| Work to do |
Omit the pictures and output every entry below exactly as written.

| Records supplied |
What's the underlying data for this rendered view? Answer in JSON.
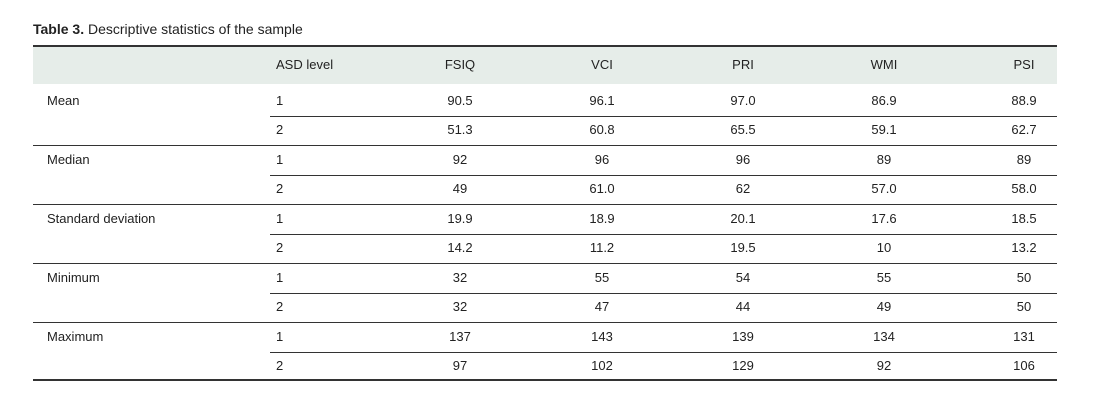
{
  "caption": {
    "label": "Table 3.",
    "text": "Descriptive statistics of the sample"
  },
  "table": {
    "header": [
      "ASD level",
      "FSIQ",
      "VCI",
      "PRI",
      "WMI",
      "PSI"
    ],
    "groups": [
      {
        "label": "Mean",
        "rows": [
          [
            "1",
            "90.5",
            "96.1",
            "97.0",
            "86.9",
            "88.9"
          ],
          [
            "2",
            "51.3",
            "60.8",
            "65.5",
            "59.1",
            "62.7"
          ]
        ]
      },
      {
        "label": "Median",
        "rows": [
          [
            "1",
            "92",
            "96",
            "96",
            "89",
            "89"
          ],
          [
            "2",
            "49",
            "61.0",
            "62",
            "57.0",
            "58.0"
          ]
        ]
      },
      {
        "label": "Standard deviation",
        "rows": [
          [
            "1",
            "19.9",
            "18.9",
            "20.1",
            "17.6",
            "18.5"
          ],
          [
            "2",
            "14.2",
            "11.2",
            "19.5",
            "10",
            "13.2"
          ]
        ]
      },
      {
        "label": "Minimum",
        "rows": [
          [
            "1",
            "32",
            "55",
            "54",
            "55",
            "50"
          ],
          [
            "2",
            "32",
            "47",
            "44",
            "49",
            "50"
          ]
        ]
      },
      {
        "label": "Maximum",
        "rows": [
          [
            "1",
            "137",
            "143",
            "139",
            "134",
            "131"
          ],
          [
            "2",
            "97",
            "102",
            "129",
            "92",
            "106"
          ]
        ]
      }
    ]
  }
}
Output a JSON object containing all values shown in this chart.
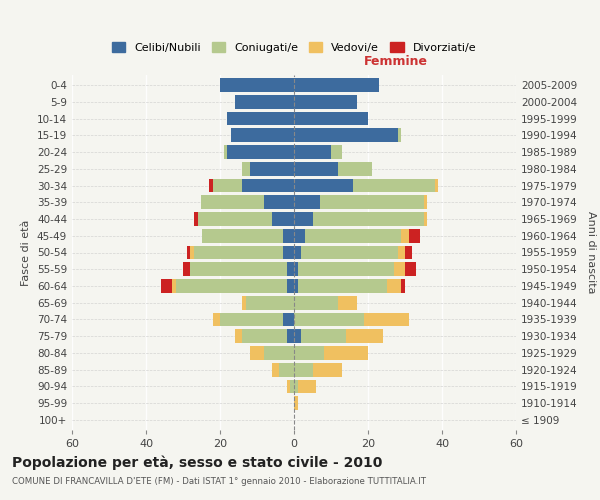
{
  "age_groups": [
    "100+",
    "95-99",
    "90-94",
    "85-89",
    "80-84",
    "75-79",
    "70-74",
    "65-69",
    "60-64",
    "55-59",
    "50-54",
    "45-49",
    "40-44",
    "35-39",
    "30-34",
    "25-29",
    "20-24",
    "15-19",
    "10-14",
    "5-9",
    "0-4"
  ],
  "birth_years": [
    "≤ 1909",
    "1910-1914",
    "1915-1919",
    "1920-1924",
    "1925-1929",
    "1930-1934",
    "1935-1939",
    "1940-1944",
    "1945-1949",
    "1950-1954",
    "1955-1959",
    "1960-1964",
    "1965-1969",
    "1970-1974",
    "1975-1979",
    "1980-1984",
    "1985-1989",
    "1990-1994",
    "1995-1999",
    "2000-2004",
    "2005-2009"
  ],
  "males": {
    "celibi": [
      0,
      0,
      0,
      0,
      0,
      2,
      3,
      0,
      2,
      2,
      3,
      3,
      6,
      8,
      14,
      12,
      18,
      17,
      18,
      16,
      20
    ],
    "coniugati": [
      0,
      0,
      1,
      4,
      8,
      12,
      17,
      13,
      30,
      26,
      24,
      22,
      20,
      17,
      8,
      2,
      1,
      0,
      0,
      0,
      0
    ],
    "vedovi": [
      0,
      0,
      1,
      2,
      4,
      2,
      2,
      1,
      1,
      0,
      1,
      0,
      0,
      0,
      0,
      0,
      0,
      0,
      0,
      0,
      0
    ],
    "divorziati": [
      0,
      0,
      0,
      0,
      0,
      0,
      0,
      0,
      3,
      2,
      1,
      0,
      1,
      0,
      1,
      0,
      0,
      0,
      0,
      0,
      0
    ]
  },
  "females": {
    "nubili": [
      0,
      0,
      0,
      0,
      0,
      2,
      0,
      0,
      1,
      1,
      2,
      3,
      5,
      7,
      16,
      12,
      10,
      28,
      20,
      17,
      23
    ],
    "coniugate": [
      0,
      0,
      1,
      5,
      8,
      12,
      19,
      12,
      24,
      26,
      26,
      26,
      30,
      28,
      22,
      9,
      3,
      1,
      0,
      0,
      0
    ],
    "vedove": [
      0,
      1,
      5,
      8,
      12,
      10,
      12,
      5,
      4,
      3,
      2,
      2,
      1,
      1,
      1,
      0,
      0,
      0,
      0,
      0,
      0
    ],
    "divorziate": [
      0,
      0,
      0,
      0,
      0,
      0,
      0,
      0,
      1,
      3,
      2,
      3,
      0,
      0,
      0,
      0,
      0,
      0,
      0,
      0,
      0
    ]
  },
  "colors": {
    "celibi": "#3d6b9e",
    "coniugati": "#b5c98e",
    "vedovi": "#f0c060",
    "divorziati": "#cc2222"
  },
  "xlim": 60,
  "title": "Popolazione per età, sesso e stato civile - 2010",
  "subtitle": "COMUNE DI FRANCAVILLA D'ETE (FM) - Dati ISTAT 1° gennaio 2010 - Elaborazione TUTTITALIA.IT",
  "ylabel_left": "Fasce di età",
  "ylabel_right": "Anni di nascita",
  "xlabel_right": "Femmine",
  "legend_labels": [
    "Celibi/Nubili",
    "Coniugati/e",
    "Vedovi/e",
    "Divorziati/e"
  ],
  "bg_color": "#f5f5f0"
}
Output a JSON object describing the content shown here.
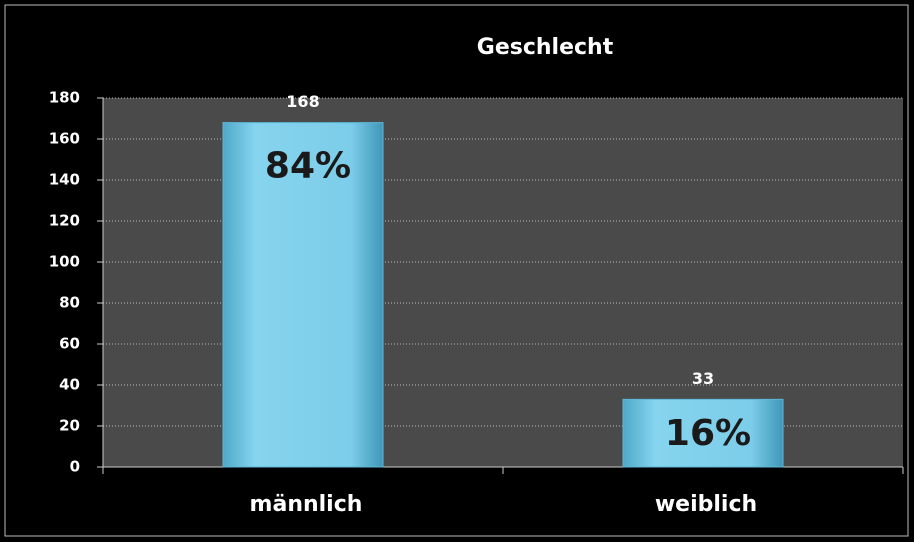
{
  "chart_data": {
    "type": "bar",
    "title": "Geschlecht",
    "categories": [
      "männlich",
      "weiblich"
    ],
    "values": [
      168,
      33
    ],
    "percent_labels": [
      "84%",
      "16%"
    ],
    "color": "#7fcfea",
    "ylim": [
      0,
      180
    ],
    "yticks": [
      0,
      20,
      40,
      60,
      80,
      100,
      120,
      140,
      160,
      180
    ],
    "grid": true
  }
}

| Solved exercise |
What's the underlying data for this rendered view? Answer in JSON.
{
  "caption": {
    "label": "Table 3.",
    "text": "Descriptive statistics of the sample"
  },
  "table": {
    "header": [
      "ASD level",
      "FSIQ",
      "VCI",
      "PRI",
      "WMI",
      "PSI"
    ],
    "groups": [
      {
        "label": "Mean",
        "rows": [
          [
            "1",
            "90.5",
            "96.1",
            "97.0",
            "86.9",
            "88.9"
          ],
          [
            "2",
            "51.3",
            "60.8",
            "65.5",
            "59.1",
            "62.7"
          ]
        ]
      },
      {
        "label": "Median",
        "rows": [
          [
            "1",
            "92",
            "96",
            "96",
            "89",
            "89"
          ],
          [
            "2",
            "49",
            "61.0",
            "62",
            "57.0",
            "58.0"
          ]
        ]
      },
      {
        "label": "Standard deviation",
        "rows": [
          [
            "1",
            "19.9",
            "18.9",
            "20.1",
            "17.6",
            "18.5"
          ],
          [
            "2",
            "14.2",
            "11.2",
            "19.5",
            "10",
            "13.2"
          ]
        ]
      },
      {
        "label": "Minimum",
        "rows": [
          [
            "1",
            "32",
            "55",
            "54",
            "55",
            "50"
          ],
          [
            "2",
            "32",
            "47",
            "44",
            "49",
            "50"
          ]
        ]
      },
      {
        "label": "Maximum",
        "rows": [
          [
            "1",
            "137",
            "143",
            "139",
            "134",
            "131"
          ],
          [
            "2",
            "97",
            "102",
            "129",
            "92",
            "106"
          ]
        ]
      }
    ]
  }
}
Output a JSON object containing all values shown in this chart.
{
  "age_groups": [
    "100+",
    "95-99",
    "90-94",
    "85-89",
    "80-84",
    "75-79",
    "70-74",
    "65-69",
    "60-64",
    "55-59",
    "50-54",
    "45-49",
    "40-44",
    "35-39",
    "30-34",
    "25-29",
    "20-24",
    "15-19",
    "10-14",
    "5-9",
    "0-4"
  ],
  "birth_years": [
    "≤ 1909",
    "1910-1914",
    "1915-1919",
    "1920-1924",
    "1925-1929",
    "1930-1934",
    "1935-1939",
    "1940-1944",
    "1945-1949",
    "1950-1954",
    "1955-1959",
    "1960-1964",
    "1965-1969",
    "1970-1974",
    "1975-1979",
    "1980-1984",
    "1985-1989",
    "1990-1994",
    "1995-1999",
    "2000-2004",
    "2005-2009"
  ],
  "males": {
    "celibi": [
      0,
      0,
      0,
      0,
      0,
      2,
      3,
      0,
      2,
      2,
      3,
      3,
      6,
      8,
      14,
      12,
      18,
      17,
      18,
      16,
      20
    ],
    "coniugati": [
      0,
      0,
      1,
      4,
      8,
      12,
      17,
      13,
      30,
      26,
      24,
      22,
      20,
      17,
      8,
      2,
      1,
      0,
      0,
      0,
      0
    ],
    "vedovi": [
      0,
      0,
      1,
      2,
      4,
      2,
      2,
      1,
      1,
      0,
      1,
      0,
      0,
      0,
      0,
      0,
      0,
      0,
      0,
      0,
      0
    ],
    "divorziati": [
      0,
      0,
      0,
      0,
      0,
      0,
      0,
      0,
      3,
      2,
      1,
      0,
      1,
      0,
      1,
      0,
      0,
      0,
      0,
      0,
      0
    ]
  },
  "females": {
    "nubili": [
      0,
      0,
      0,
      0,
      0,
      2,
      0,
      0,
      1,
      1,
      2,
      3,
      5,
      7,
      16,
      12,
      10,
      28,
      20,
      17,
      23
    ],
    "coniugate": [
      0,
      0,
      1,
      5,
      8,
      12,
      19,
      12,
      24,
      26,
      26,
      26,
      30,
      28,
      22,
      9,
      3,
      1,
      0,
      0,
      0
    ],
    "vedove": [
      0,
      1,
      5,
      8,
      12,
      10,
      12,
      5,
      4,
      3,
      2,
      2,
      1,
      1,
      1,
      0,
      0,
      0,
      0,
      0,
      0
    ],
    "divorziate": [
      0,
      0,
      0,
      0,
      0,
      0,
      0,
      0,
      1,
      3,
      2,
      3,
      0,
      0,
      0,
      0,
      0,
      0,
      0,
      0,
      0
    ]
  },
  "colors": {
    "celibi": "#3d6b9e",
    "coniugati": "#b5c98e",
    "vedovi": "#f0c060",
    "divorziati": "#cc2222"
  },
  "xlim": 60,
  "title": "Popolazione per età, sesso e stato civile - 2010",
  "subtitle": "COMUNE DI FRANCAVILLA D'ETE (FM) - Dati ISTAT 1° gennaio 2010 - Elaborazione TUTTITALIA.IT",
  "ylabel_left": "Fasce di età",
  "ylabel_right": "Anni di nascita",
  "xlabel_right": "Femmine",
  "legend_labels": [
    "Celibi/Nubili",
    "Coniugati/e",
    "Vedovi/e",
    "Divorziati/e"
  ],
  "bg_color": "#f5f5f0"
}
Output a JSON object describing the content shown here.
{
  "chart_data": {
    "type": "bar",
    "title": "Geschlecht",
    "categories": [
      "männlich",
      "weiblich"
    ],
    "values": [
      168,
      33
    ],
    "percent_labels": [
      "84%",
      "16%"
    ],
    "color": "#7fcfea",
    "ylim": [
      0,
      180
    ],
    "yticks": [
      0,
      20,
      40,
      60,
      80,
      100,
      120,
      140,
      160,
      180
    ],
    "grid": true
  }
}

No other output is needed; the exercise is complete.